- Born: 26 June 1912 Pohulanka, Russian Empire
- Died: 27 July 2001 (aged 89) Peterborough, Ontario, Canada
- Allegiance: Poland France United Kingdom
- Branch: Polish Air Force France Armée de l'Air Royal Air Force
- Service years: 1934-1947
- Rank: major
- Service number: P-0493
- Unit: Polish 114th Fighter Escadrille No. 32 Squadron RAF No. 315 Polish Fighter Squadron No. 316 Polish Fighter Squadron No. 303 Polish Fighter Squadron
- Commands: 3rd Polish Fighter Wing
- Conflicts: Polish Defensive War, World War II
- Awards: Virtuti Militari; Polonia Restituta; Cross of Valour; Distinguished Flying Cross (UK)

= Jan Falkowski =

Polish fighter ace

Jan Paweł Falkowski (26 June 1912 – 27 July 2001) was a Polish fighter ace of the Polish Air Force in World War II with 9 confirmed kills.

==Biography==
Falkowski was born in Pohulanka near Vilnius in 1912. In 1934 he entered to Polish Air Force Academy in Dęblin. He was promoted first lieutenant (podporucznik) in October 1936. Then he began his career in Toruń. In 1938 he was sent to Dęblin as instructor. During the Invasion of Poland, on 3 September 1939, he flew a PWS-26, three German planes attacked him. Falkowski reduced the flight almost to the ground and using aircraft maneuverability caused that one German fighter crashed into the ground, and the other interrupted the attack and turned back, most likely due to the small amount of fuel.

After the Soviet invasion of Poland he crossed the border with Romania, then he came to France where he became instructor at Polish School in Lyon–Bron Airport. On 31 May 1940 he took command of section no. 10. When France capitulated, he arrived in the United Kingdom on 27 June 1940. He was assigned to No. 32 Squadron RAF. He shot down his first plane on 16 January 1941. During the battle, his plane was badly damaged, Falkowski had to jump with a parachute and broke his leg on landing. After treatment he was sent to the No. 315 Polish Fighter Squadron. In August 1941 he downed three Bf 109 over France. In September he scored two victories. On 22 September he became commander of "A" Flight. He also served in No. 316 Polish Fighter Squadron and No. 303 Polish Fighter Squadron.

### REQUIRED ACTIONS
1) According to the Falkowski biography, on what date did Falkowski arrive in the United Kingdom?
2) Please copy everything from "- Born: 26 June" down to "Flying Cross (UK)" in the Falkowski biography, word for word.
Base every response on the Falkowski biography alone.

### INFORMATION PROVIDED
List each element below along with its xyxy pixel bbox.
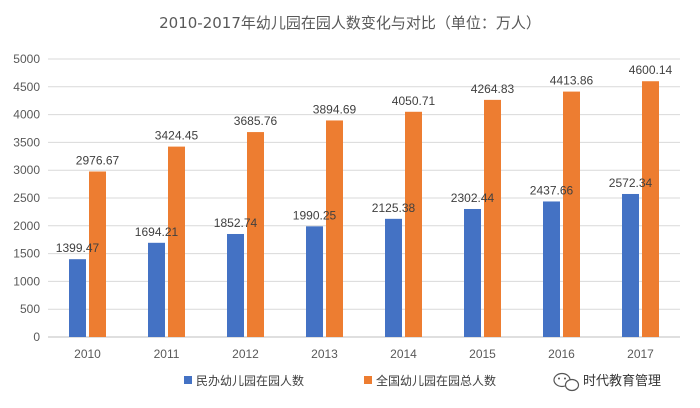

### ANSWERS FOR THE TASKS
1) He arrived on 27 June 1940.

2)
- Born: 26 June 1912 Pohulanka, Russian Empire
- Died: 27 July 2001 (aged 89) Peterborough, Ontario, Canada
- Allegiance: Poland France United Kingdom
- Branch: Polish Air Force France Armée de l'Air Royal Air Force
- Service years: 1934-1947
- Rank: major
- Service number: P-0493
- Unit: Polish 114th Fighter Escadrille No. 32 Squadron RAF No. 315 Polish Fighter Squadron No. 316 Polish Fighter Squadron No. 303 Polish Fighter Squadron
- Commands: 3rd Polish Fighter Wing
- Conflicts: Polish Defensive War, World War II
- Awards: Virtuti Militari; Polonia Restituta; Cross of Valour; Distinguished Flying Cross (UK)